**Provided entries:**
--- Begin ---
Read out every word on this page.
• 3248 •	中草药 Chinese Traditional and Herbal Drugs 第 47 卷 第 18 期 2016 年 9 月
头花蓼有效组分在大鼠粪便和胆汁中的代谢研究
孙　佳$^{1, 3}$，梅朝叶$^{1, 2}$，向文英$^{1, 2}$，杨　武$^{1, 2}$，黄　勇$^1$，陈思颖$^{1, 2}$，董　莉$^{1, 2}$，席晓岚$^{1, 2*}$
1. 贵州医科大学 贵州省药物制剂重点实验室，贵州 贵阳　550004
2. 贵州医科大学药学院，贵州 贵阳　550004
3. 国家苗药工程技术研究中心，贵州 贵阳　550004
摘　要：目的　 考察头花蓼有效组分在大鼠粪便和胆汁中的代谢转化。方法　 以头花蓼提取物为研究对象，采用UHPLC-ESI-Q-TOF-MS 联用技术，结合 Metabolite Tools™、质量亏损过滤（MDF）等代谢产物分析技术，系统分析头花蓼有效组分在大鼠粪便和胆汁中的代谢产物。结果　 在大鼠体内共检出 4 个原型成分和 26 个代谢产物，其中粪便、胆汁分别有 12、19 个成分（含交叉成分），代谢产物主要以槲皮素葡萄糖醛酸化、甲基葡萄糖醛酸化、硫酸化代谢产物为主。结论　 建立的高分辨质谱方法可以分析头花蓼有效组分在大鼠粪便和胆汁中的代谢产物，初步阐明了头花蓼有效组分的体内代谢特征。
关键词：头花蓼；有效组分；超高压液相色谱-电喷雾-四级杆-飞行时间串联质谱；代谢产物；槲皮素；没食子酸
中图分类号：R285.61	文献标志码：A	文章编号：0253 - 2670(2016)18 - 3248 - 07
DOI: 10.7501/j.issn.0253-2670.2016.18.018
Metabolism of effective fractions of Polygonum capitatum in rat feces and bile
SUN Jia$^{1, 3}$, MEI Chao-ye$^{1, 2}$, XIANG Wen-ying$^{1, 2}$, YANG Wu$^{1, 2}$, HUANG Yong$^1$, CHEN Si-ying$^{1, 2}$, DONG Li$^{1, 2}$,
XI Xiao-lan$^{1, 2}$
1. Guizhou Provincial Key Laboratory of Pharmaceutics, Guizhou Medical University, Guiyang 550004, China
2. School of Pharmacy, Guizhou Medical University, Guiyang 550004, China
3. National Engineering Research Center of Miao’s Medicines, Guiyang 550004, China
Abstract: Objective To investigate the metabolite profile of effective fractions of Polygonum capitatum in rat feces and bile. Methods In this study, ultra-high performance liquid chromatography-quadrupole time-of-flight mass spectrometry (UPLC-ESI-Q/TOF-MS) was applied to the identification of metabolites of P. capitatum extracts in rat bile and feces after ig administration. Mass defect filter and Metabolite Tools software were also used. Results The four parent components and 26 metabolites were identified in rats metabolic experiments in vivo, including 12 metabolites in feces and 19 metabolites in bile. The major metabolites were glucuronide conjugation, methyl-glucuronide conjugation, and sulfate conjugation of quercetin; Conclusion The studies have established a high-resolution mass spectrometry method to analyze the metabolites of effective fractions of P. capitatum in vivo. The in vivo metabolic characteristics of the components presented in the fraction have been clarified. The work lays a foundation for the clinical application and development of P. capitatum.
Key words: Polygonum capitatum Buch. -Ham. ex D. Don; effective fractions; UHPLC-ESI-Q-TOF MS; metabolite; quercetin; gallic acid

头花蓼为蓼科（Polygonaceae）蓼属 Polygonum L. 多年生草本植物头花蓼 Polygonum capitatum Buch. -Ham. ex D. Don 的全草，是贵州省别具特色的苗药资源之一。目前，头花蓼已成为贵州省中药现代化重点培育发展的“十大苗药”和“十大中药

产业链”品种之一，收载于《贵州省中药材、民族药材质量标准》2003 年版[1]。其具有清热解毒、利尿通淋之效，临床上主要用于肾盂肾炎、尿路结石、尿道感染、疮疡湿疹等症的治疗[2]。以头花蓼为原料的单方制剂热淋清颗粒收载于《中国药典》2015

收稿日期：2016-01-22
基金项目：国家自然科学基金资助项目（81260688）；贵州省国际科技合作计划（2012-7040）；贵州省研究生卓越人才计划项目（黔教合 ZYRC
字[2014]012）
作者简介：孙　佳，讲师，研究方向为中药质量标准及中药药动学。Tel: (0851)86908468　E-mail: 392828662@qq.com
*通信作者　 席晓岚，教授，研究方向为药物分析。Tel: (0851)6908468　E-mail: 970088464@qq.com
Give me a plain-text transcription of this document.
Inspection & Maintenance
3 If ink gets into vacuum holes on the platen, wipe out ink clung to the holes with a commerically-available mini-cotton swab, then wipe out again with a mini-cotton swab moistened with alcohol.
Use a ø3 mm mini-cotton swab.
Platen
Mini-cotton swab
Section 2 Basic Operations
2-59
--- End ---
**What to produce:** Reproduce exactly, with nothing added, the lines from the one that contains "Give me a plain-text" to the end of the data.

**Answer to this problem:**
Give me a plain-text transcription of this document.
Inspection & Maintenance
3 If ink gets into vacuum holes on the platen, wipe out ink clung to the holes with a commerically-available mini-cotton swab, then wipe out again with a mini-cotton swab moistened with alcohol.
Use a ø3 mm mini-cotton swab.
Platen
Mini-cotton swab
Section 2 Basic Operations
2-59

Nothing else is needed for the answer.